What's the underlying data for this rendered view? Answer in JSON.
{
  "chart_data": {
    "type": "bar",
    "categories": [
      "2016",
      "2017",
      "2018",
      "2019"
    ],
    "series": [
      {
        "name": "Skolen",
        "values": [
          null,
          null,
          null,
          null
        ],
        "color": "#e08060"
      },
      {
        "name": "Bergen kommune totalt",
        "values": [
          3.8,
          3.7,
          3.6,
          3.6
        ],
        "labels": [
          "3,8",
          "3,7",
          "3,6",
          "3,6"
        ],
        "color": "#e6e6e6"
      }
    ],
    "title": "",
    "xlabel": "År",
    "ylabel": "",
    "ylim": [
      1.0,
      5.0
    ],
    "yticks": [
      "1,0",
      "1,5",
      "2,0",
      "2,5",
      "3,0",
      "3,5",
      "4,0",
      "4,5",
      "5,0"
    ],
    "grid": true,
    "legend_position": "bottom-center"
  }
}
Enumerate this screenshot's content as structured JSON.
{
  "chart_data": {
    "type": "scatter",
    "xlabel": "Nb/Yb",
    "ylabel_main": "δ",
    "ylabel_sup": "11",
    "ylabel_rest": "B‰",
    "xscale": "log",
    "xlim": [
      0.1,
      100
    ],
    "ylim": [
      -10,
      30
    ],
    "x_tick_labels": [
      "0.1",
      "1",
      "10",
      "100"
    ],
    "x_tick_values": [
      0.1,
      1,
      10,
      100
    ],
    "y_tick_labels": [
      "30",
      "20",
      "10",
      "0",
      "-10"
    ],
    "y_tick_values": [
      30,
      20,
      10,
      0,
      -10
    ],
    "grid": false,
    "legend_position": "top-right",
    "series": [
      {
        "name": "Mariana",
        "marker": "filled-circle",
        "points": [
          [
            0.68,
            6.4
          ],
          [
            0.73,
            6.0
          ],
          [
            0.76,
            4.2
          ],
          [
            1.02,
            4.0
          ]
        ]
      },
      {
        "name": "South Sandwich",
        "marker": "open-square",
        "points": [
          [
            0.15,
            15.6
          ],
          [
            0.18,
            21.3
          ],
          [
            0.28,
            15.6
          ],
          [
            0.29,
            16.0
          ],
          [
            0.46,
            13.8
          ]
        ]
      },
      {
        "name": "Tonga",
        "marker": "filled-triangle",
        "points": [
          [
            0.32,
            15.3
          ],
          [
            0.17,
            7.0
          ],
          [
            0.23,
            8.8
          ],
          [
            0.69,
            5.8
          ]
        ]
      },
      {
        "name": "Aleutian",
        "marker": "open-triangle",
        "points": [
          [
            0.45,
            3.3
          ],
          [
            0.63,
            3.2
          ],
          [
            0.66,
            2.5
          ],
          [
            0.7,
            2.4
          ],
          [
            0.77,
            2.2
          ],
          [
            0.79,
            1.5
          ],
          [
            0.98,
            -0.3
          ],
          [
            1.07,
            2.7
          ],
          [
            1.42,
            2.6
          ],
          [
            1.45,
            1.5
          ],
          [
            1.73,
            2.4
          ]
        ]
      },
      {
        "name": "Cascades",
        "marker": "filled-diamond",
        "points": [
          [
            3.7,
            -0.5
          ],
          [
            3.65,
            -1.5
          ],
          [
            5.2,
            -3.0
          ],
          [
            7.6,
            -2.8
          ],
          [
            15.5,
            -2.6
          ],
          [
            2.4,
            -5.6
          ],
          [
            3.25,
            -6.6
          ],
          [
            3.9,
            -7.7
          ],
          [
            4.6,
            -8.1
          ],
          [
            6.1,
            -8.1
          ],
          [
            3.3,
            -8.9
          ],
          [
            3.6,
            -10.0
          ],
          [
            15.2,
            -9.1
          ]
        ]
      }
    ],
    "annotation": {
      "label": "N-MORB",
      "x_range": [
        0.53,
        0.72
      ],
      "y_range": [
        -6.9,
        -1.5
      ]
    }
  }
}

□ □ □

**TO DO**
Restate the data above word for word.

**TASK OUTPUT**
What's the underlying data for this rendered view? Answer in JSON.
{
  "chart_data": {
    "type": "bar",
    "categories": [
      "2016",
      "2017",
      "2018",
      "2019"
    ],
    "series": [
      {
        "name": "Skolen",
        "values": [
          null,
          null,
          null,
          null
        ],
        "color": "#e08060"
      },
      {
        "name": "Bergen kommune totalt",
        "values": [
          3.8,
          3.7,
          3.6,
          3.6
        ],
        "labels": [
          "3,8",
          "3,7",
          "3,6",
          "3,6"
        ],
        "color": "#e6e6e6"
      }
    ],
    "title": "",
    "xlabel": "År",
    "ylabel": "",
    "ylim": [
      1.0,
      5.0
    ],
    "yticks": [
      "1,0",
      "1,5",
      "2,0",
      "2,5",
      "3,0",
      "3,5",
      "4,0",
      "4,5",
      "5,0"
    ],
    "grid": true,
    "legend_position": "bottom-center"
  }
}
Enumerate this screenshot's content as structured JSON.
{
  "chart_data": {
    "type": "scatter",
    "xlabel": "Nb/Yb",
    "ylabel_main": "δ",
    "ylabel_sup": "11",
    "ylabel_rest": "B‰",
    "xscale": "log",
    "xlim": [
      0.1,
      100
    ],
    "ylim": [
      -10,
      30
    ],
    "x_tick_labels": [
      "0.1",
      "1",
      "10",
      "100"
    ],
    "x_tick_values": [
      0.1,
      1,
      10,
      100
    ],
    "y_tick_labels": [
      "30",
      "20",
      "10",
      "0",
      "-10"
    ],
    "y_tick_values": [
      30,
      20,
      10,
      0,
      -10
    ],
    "grid": false,
    "legend_position": "top-right",
    "series": [
      {
        "name": "Mariana",
        "marker": "filled-circle",
        "points": [
          [
            0.68,
            6.4
          ],
          [
            0.73,
            6.0
          ],
          [
            0.76,
            4.2
          ],
          [
            1.02,
            4.0
          ]
        ]
      },
      {
        "name": "South Sandwich",
        "marker": "open-square",
        "points": [
          [
            0.15,
            15.6
          ],
          [
            0.18,
            21.3
          ],
          [
            0.28,
            15.6
          ],
          [
            0.29,
            16.0
          ],
          [
            0.46,
            13.8
          ]
        ]
      },
      {
        "name": "Tonga",
        "marker": "filled-triangle",
        "points": [
          [
            0.32,
            15.3
          ],
          [
            0.17,
            7.0
          ],
          [
            0.23,
            8.8
          ],
          [
            0.69,
            5.8
          ]
        ]
      },
      {
        "name": "Aleutian",
        "marker": "open-triangle",
        "points": [
          [
            0.45,
            3.3
          ],
          [
            0.63,
            3.2
          ],
          [
            0.66,
            2.5
          ],
          [
            0.7,
            2.4
          ],
          [
            0.77,
            2.2
          ],
          [
            0.79,
            1.5
          ],
          [
            0.98,
            -0.3
          ],
          [
            1.07,
            2.7
          ],
          [
            1.42,
            2.6
          ],
          [
            1.45,
            1.5
          ],
          [
            1.73,
            2.4
          ]
        ]
      },
      {
        "name": "Cascades",
        "marker": "filled-diamond",
        "points": [
          [
            3.7,
            -0.5
          ],
          [
            3.65,
            -1.5
          ],
          [
            5.2,
            -3.0
          ],
          [
            7.6,
            -2.8
          ],
          [
            15.5,
            -2.6
          ],
          [
            2.4,
            -5.6
          ],
          [
            3.25,
            -6.6
          ],
          [
            3.9,
            -7.7
          ],
          [
            4.6,
            -8.1
          ],
          [
            6.1,
            -8.1
          ],
          [
            3.3,
            -8.9
          ],
          [
            3.6,
            -10.0
          ],
          [
            15.2,
            -9.1
          ]
        ]
      }
    ],
    "annotation": {
      "label": "N-MORB",
      "x_range": [
        0.53,
        0.72
      ],
      "y_range": [
        -6.9,
        -1.5
      ]
    }
  }
}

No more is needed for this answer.